#### WHAT TO DO:
Write each record again exactly as it stands.
******
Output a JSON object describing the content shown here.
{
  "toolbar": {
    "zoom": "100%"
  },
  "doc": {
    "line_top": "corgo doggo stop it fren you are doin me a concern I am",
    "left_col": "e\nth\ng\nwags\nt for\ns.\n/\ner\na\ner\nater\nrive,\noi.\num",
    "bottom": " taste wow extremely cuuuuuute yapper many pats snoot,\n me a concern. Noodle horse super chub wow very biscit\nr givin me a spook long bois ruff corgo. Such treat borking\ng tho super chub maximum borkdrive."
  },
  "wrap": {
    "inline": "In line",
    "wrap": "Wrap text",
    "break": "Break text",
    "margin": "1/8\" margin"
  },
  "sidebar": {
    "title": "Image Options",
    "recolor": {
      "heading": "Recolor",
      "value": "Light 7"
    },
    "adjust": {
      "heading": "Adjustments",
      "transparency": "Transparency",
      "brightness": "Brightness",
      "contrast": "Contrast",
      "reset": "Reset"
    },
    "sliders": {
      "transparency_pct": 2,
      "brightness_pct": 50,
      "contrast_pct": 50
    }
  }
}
******
#### WRITTEN RESPONSE:
Output a JSON object describing the content shown here.
{
  "toolbar": {
    "zoom": "100%"
  },
  "doc": {
    "line_top": "corgo doggo stop it fren you are doin me a concern I am",
    "left_col": "e\nth\ng\nwags\nt for\ns.\n/\ner\na\ner\nater\nrive,\noi.\num",
    "bottom": " taste wow extremely cuuuuuute yapper many pats snoot,\n me a concern. Noodle horse super chub wow very biscit\nr givin me a spook long bois ruff corgo. Such treat borking\ng tho super chub maximum borkdrive."
  },
  "wrap": {
    "inline": "In line",
    "wrap": "Wrap text",
    "break": "Break text",
    "margin": "1/8\" margin"
  },
  "sidebar": {
    "title": "Image Options",
    "recolor": {
      "heading": "Recolor",
      "value": "Light 7"
    },
    "adjust": {
      "heading": "Adjustments",
      "transparency": "Transparency",
      "brightness": "Brightness",
      "contrast": "Contrast",
      "reset": "Reset"
    },
    "sliders": {
      "transparency_pct": 2,
      "brightness_pct": 50,
      "contrast_pct": 50
    }
  }
}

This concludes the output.